● DIRECTIONS: Below are the records; collect from them each line containing the string "XXXX".

● DATA LISTING:
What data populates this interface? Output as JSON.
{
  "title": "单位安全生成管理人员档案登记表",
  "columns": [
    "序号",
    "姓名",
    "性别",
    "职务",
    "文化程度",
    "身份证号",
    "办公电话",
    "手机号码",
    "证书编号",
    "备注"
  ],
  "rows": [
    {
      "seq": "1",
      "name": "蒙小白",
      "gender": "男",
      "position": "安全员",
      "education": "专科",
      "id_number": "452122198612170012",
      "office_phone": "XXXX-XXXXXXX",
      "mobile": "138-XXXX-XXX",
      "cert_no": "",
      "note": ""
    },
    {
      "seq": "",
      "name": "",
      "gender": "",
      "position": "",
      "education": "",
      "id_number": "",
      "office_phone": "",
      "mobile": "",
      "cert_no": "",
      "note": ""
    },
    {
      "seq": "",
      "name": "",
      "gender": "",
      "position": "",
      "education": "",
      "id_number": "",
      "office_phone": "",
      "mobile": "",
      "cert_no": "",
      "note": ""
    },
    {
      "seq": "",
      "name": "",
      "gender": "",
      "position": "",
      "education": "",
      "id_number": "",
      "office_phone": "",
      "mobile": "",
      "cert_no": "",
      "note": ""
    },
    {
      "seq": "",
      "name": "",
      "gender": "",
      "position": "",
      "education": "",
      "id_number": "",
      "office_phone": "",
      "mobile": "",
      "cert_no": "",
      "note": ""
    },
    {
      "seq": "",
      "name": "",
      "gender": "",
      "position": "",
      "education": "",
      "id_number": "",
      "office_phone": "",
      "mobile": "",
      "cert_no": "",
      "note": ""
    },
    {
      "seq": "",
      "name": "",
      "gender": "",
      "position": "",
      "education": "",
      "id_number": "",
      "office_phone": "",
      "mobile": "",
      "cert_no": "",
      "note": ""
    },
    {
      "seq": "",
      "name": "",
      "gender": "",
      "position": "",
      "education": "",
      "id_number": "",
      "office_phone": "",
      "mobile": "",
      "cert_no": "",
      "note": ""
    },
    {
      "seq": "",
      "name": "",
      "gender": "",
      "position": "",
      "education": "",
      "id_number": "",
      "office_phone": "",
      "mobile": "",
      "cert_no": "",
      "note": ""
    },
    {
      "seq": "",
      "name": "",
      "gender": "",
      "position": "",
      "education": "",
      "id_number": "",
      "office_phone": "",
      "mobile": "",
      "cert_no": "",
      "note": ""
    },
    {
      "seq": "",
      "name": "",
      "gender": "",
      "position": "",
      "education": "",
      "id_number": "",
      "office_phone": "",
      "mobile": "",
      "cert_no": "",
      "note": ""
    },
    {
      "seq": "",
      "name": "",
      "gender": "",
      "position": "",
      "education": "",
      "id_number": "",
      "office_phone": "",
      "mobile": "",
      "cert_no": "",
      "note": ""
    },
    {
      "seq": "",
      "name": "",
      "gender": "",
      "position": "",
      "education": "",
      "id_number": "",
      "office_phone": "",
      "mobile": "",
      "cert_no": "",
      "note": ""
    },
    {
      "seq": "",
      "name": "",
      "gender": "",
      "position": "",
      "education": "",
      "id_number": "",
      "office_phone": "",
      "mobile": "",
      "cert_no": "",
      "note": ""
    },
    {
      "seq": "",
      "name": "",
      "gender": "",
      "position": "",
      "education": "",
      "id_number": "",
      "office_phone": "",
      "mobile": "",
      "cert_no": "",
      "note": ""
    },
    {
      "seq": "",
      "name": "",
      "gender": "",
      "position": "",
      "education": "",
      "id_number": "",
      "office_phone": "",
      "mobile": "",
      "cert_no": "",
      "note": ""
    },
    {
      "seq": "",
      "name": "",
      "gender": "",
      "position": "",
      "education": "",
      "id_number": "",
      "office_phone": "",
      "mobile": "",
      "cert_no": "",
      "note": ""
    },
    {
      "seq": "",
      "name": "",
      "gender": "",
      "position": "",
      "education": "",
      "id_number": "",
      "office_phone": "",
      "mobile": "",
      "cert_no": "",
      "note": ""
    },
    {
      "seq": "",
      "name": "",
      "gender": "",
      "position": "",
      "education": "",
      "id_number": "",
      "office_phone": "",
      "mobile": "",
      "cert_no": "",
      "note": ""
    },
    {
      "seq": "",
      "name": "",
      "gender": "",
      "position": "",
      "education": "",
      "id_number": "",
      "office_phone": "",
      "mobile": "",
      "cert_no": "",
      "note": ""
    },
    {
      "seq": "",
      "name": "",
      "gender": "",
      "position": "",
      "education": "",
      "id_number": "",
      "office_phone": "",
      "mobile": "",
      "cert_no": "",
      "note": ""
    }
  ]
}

● OUTPUT BELOW:
      "office_phone": "XXXX-XXXXXXX",
      "mobile": "138-XXXX-XXX",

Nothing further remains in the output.